▶ [Problem to work on]:
Write out every line of the material as it stands, apart from the pictures.

===============

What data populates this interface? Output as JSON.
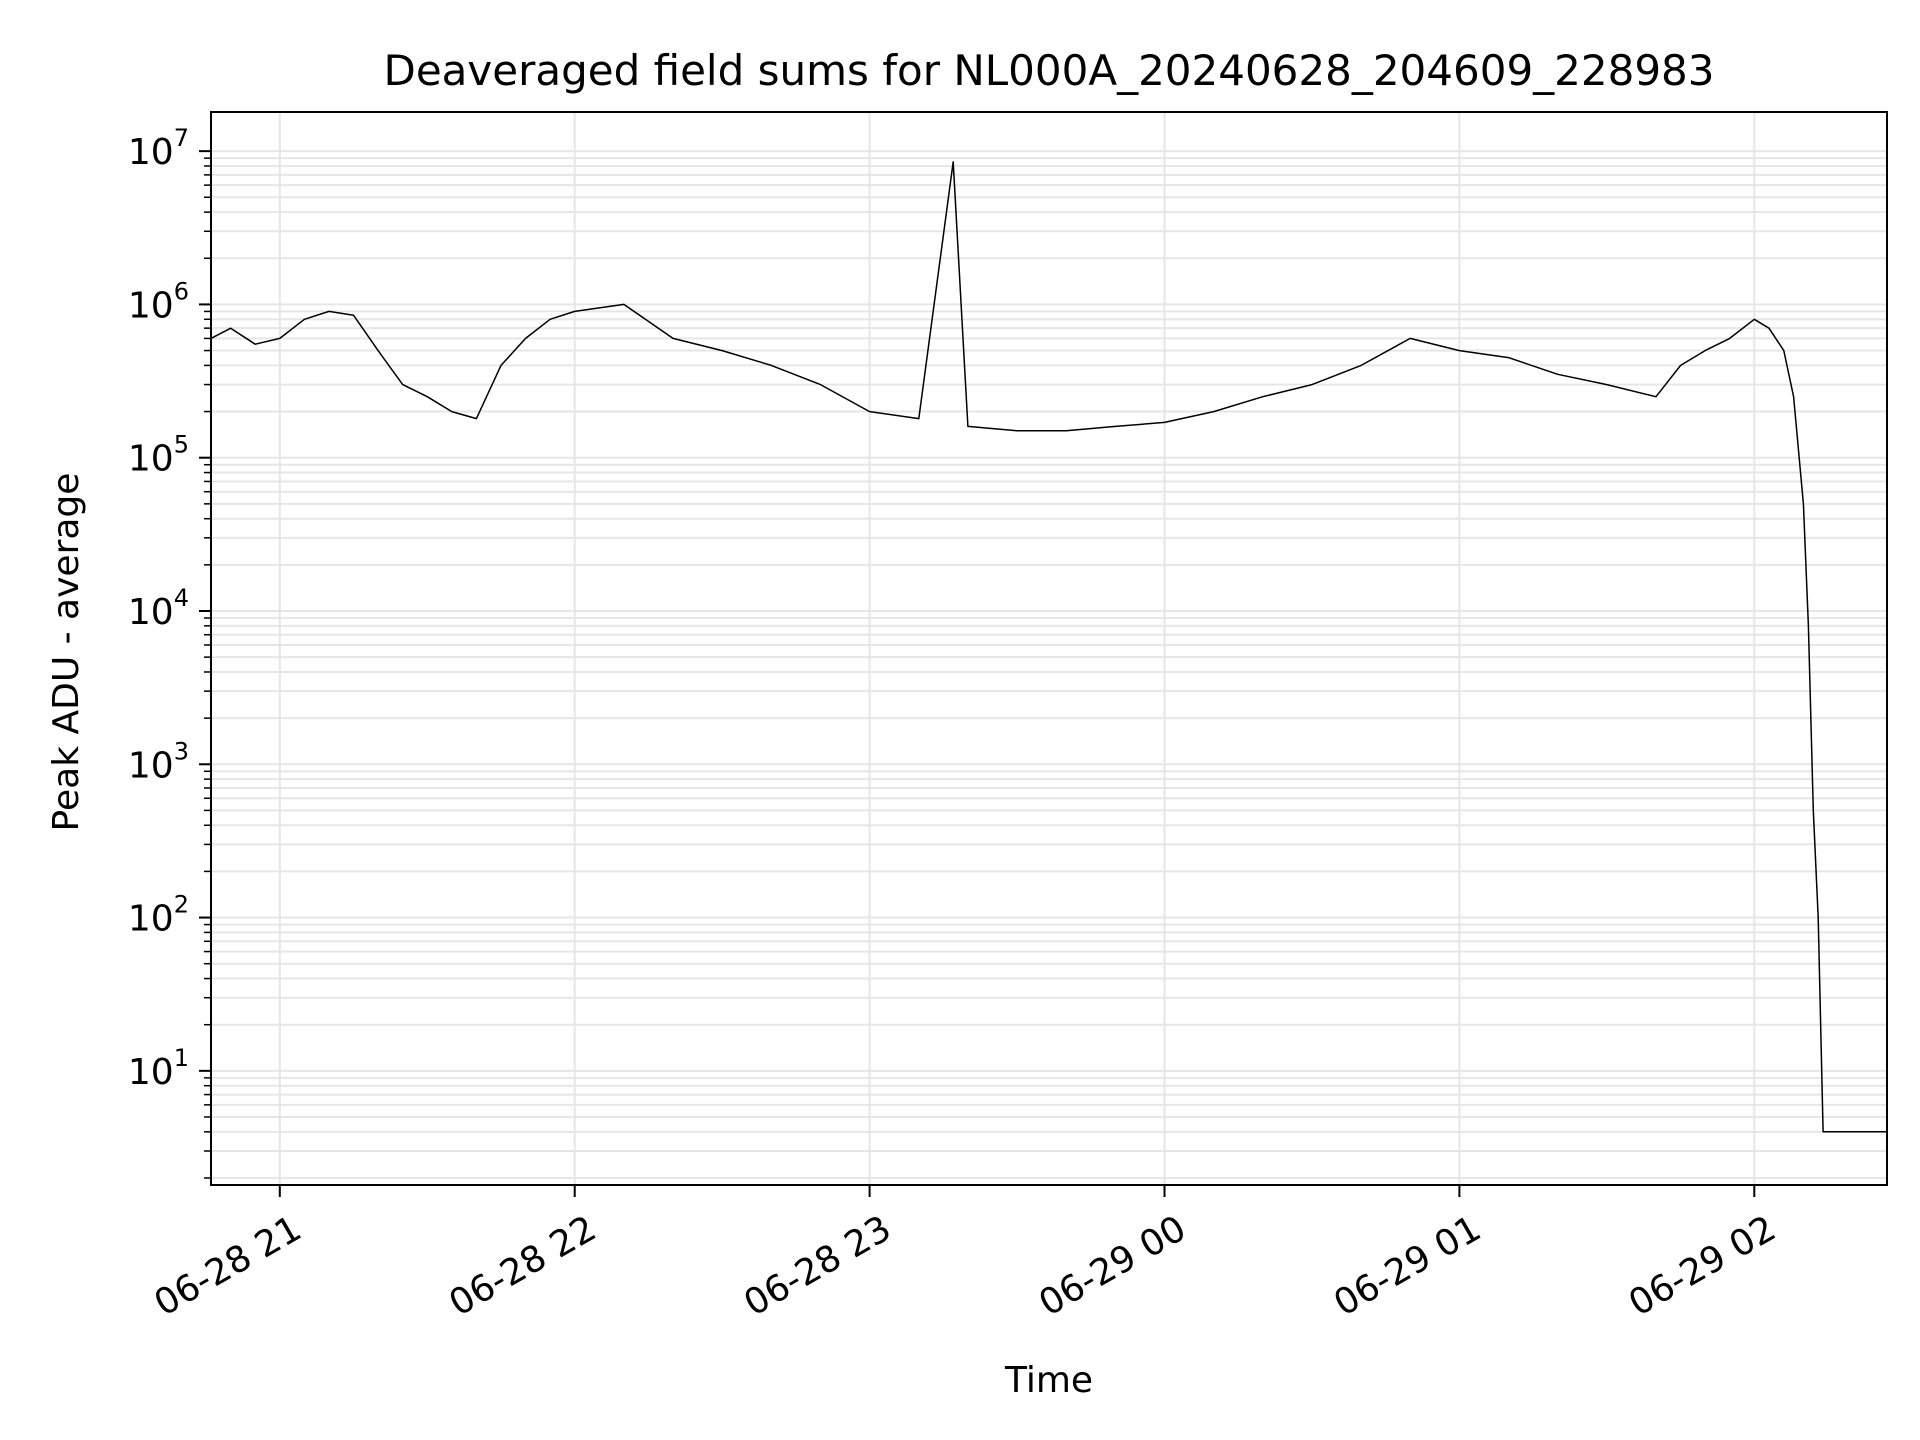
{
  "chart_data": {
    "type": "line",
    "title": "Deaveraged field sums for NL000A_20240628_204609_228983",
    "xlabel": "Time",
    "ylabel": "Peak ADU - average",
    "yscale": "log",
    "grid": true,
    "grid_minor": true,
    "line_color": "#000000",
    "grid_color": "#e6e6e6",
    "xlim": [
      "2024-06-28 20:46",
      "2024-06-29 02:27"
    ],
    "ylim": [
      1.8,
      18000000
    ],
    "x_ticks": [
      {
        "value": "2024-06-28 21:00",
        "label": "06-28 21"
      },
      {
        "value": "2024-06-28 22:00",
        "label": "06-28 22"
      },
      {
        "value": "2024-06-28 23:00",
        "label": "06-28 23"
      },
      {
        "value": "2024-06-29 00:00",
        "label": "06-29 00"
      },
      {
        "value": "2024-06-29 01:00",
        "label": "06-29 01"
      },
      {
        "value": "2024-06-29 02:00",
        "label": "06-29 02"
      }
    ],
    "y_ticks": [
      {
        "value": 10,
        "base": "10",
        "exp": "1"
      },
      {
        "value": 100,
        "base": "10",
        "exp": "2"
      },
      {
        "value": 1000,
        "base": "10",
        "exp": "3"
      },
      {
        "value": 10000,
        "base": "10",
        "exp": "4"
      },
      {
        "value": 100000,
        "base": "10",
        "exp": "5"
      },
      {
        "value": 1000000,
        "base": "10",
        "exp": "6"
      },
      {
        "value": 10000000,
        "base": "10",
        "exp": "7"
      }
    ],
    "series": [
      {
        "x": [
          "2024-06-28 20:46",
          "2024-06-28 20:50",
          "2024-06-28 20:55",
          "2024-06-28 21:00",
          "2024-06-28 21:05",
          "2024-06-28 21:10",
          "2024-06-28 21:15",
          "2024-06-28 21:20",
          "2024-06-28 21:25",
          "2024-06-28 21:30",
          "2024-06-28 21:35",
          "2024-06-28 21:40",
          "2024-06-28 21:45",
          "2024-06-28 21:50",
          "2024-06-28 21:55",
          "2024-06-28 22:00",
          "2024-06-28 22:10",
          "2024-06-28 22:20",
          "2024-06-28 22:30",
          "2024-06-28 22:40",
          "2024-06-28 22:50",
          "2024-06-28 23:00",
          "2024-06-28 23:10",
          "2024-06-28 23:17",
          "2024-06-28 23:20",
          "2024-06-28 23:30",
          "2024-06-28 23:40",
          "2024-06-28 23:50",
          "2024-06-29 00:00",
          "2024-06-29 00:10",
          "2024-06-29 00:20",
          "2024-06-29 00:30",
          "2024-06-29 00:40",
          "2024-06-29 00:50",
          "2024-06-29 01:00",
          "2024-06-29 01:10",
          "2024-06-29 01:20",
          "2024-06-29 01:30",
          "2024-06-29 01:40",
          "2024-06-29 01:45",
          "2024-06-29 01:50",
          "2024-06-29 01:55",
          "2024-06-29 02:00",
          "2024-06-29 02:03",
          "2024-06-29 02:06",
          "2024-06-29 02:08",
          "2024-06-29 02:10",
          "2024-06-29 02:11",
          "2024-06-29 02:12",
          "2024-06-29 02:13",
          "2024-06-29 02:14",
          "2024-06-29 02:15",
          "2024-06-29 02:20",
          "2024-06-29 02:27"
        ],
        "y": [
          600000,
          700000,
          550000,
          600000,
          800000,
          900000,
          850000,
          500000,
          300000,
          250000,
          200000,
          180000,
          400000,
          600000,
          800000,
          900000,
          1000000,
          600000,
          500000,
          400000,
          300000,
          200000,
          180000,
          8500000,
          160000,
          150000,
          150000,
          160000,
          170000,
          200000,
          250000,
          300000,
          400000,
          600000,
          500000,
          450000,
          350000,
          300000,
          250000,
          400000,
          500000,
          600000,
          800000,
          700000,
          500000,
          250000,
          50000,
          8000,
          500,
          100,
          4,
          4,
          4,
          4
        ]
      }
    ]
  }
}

===============

▶ [The response]:
What data populates this interface? Output as JSON.
{
  "chart_data": {
    "type": "line",
    "title": "Deaveraged field sums for NL000A_20240628_204609_228983",
    "xlabel": "Time",
    "ylabel": "Peak ADU - average",
    "yscale": "log",
    "grid": true,
    "grid_minor": true,
    "line_color": "#000000",
    "grid_color": "#e6e6e6",
    "xlim": [
      "2024-06-28 20:46",
      "2024-06-29 02:27"
    ],
    "ylim": [
      1.8,
      18000000
    ],
    "x_ticks": [
      {
        "value": "2024-06-28 21:00",
        "label": "06-28 21"
      },
      {
        "value": "2024-06-28 22:00",
        "label": "06-28 22"
      },
      {
        "value": "2024-06-28 23:00",
        "label": "06-28 23"
      },
      {
        "value": "2024-06-29 00:00",
        "label": "06-29 00"
      },
      {
        "value": "2024-06-29 01:00",
        "label": "06-29 01"
      },
      {
        "value": "2024-06-29 02:00",
        "label": "06-29 02"
      }
    ],
    "y_ticks": [
      {
        "value": 10,
        "base": "10",
        "exp": "1"
      },
      {
        "value": 100,
        "base": "10",
        "exp": "2"
      },
      {
        "value": 1000,
        "base": "10",
        "exp": "3"
      },
      {
        "value": 10000,
        "base": "10",
        "exp": "4"
      },
      {
        "value": 100000,
        "base": "10",
        "exp": "5"
      },
      {
        "value": 1000000,
        "base": "10",
        "exp": "6"
      },
      {
        "value": 10000000,
        "base": "10",
        "exp": "7"
      }
    ],
    "series": [
      {
        "x": [
          "2024-06-28 20:46",
          "2024-06-28 20:50",
          "2024-06-28 20:55",
          "2024-06-28 21:00",
          "2024-06-28 21:05",
          "2024-06-28 21:10",
          "2024-06-28 21:15",
          "2024-06-28 21:20",
          "2024-06-28 21:25",
          "2024-06-28 21:30",
          "2024-06-28 21:35",
          "2024-06-28 21:40",
          "2024-06-28 21:45",
          "2024-06-28 21:50",
          "2024-06-28 21:55",
          "2024-06-28 22:00",
          "2024-06-28 22:10",
          "2024-06-28 22:20",
          "2024-06-28 22:30",
          "2024-06-28 22:40",
          "2024-06-28 22:50",
          "2024-06-28 23:00",
          "2024-06-28 23:10",
          "2024-06-28 23:17",
          "2024-06-28 23:20",
          "2024-06-28 23:30",
          "2024-06-28 23:40",
          "2024-06-28 23:50",
          "2024-06-29 00:00",
          "2024-06-29 00:10",
          "2024-06-29 00:20",
          "2024-06-29 00:30",
          "2024-06-29 00:40",
          "2024-06-29 00:50",
          "2024-06-29 01:00",
          "2024-06-29 01:10",
          "2024-06-29 01:20",
          "2024-06-29 01:30",
          "2024-06-29 01:40",
          "2024-06-29 01:45",
          "2024-06-29 01:50",
          "2024-06-29 01:55",
          "2024-06-29 02:00",
          "2024-06-29 02:03",
          "2024-06-29 02:06",
          "2024-06-29 02:08",
          "2024-06-29 02:10",
          "2024-06-29 02:11",
          "2024-06-29 02:12",
          "2024-06-29 02:13",
          "2024-06-29 02:14",
          "2024-06-29 02:15",
          "2024-06-29 02:20",
          "2024-06-29 02:27"
        ],
        "y": [
          600000,
          700000,
          550000,
          600000,
          800000,
          900000,
          850000,
          500000,
          300000,
          250000,
          200000,
          180000,
          400000,
          600000,
          800000,
          900000,
          1000000,
          600000,
          500000,
          400000,
          300000,
          200000,
          180000,
          8500000,
          160000,
          150000,
          150000,
          160000,
          170000,
          200000,
          250000,
          300000,
          400000,
          600000,
          500000,
          450000,
          350000,
          300000,
          250000,
          400000,
          500000,
          600000,
          800000,
          700000,
          500000,
          250000,
          50000,
          8000,
          500,
          100,
          4,
          4,
          4,
          4
        ]
      }
    ]
  }
}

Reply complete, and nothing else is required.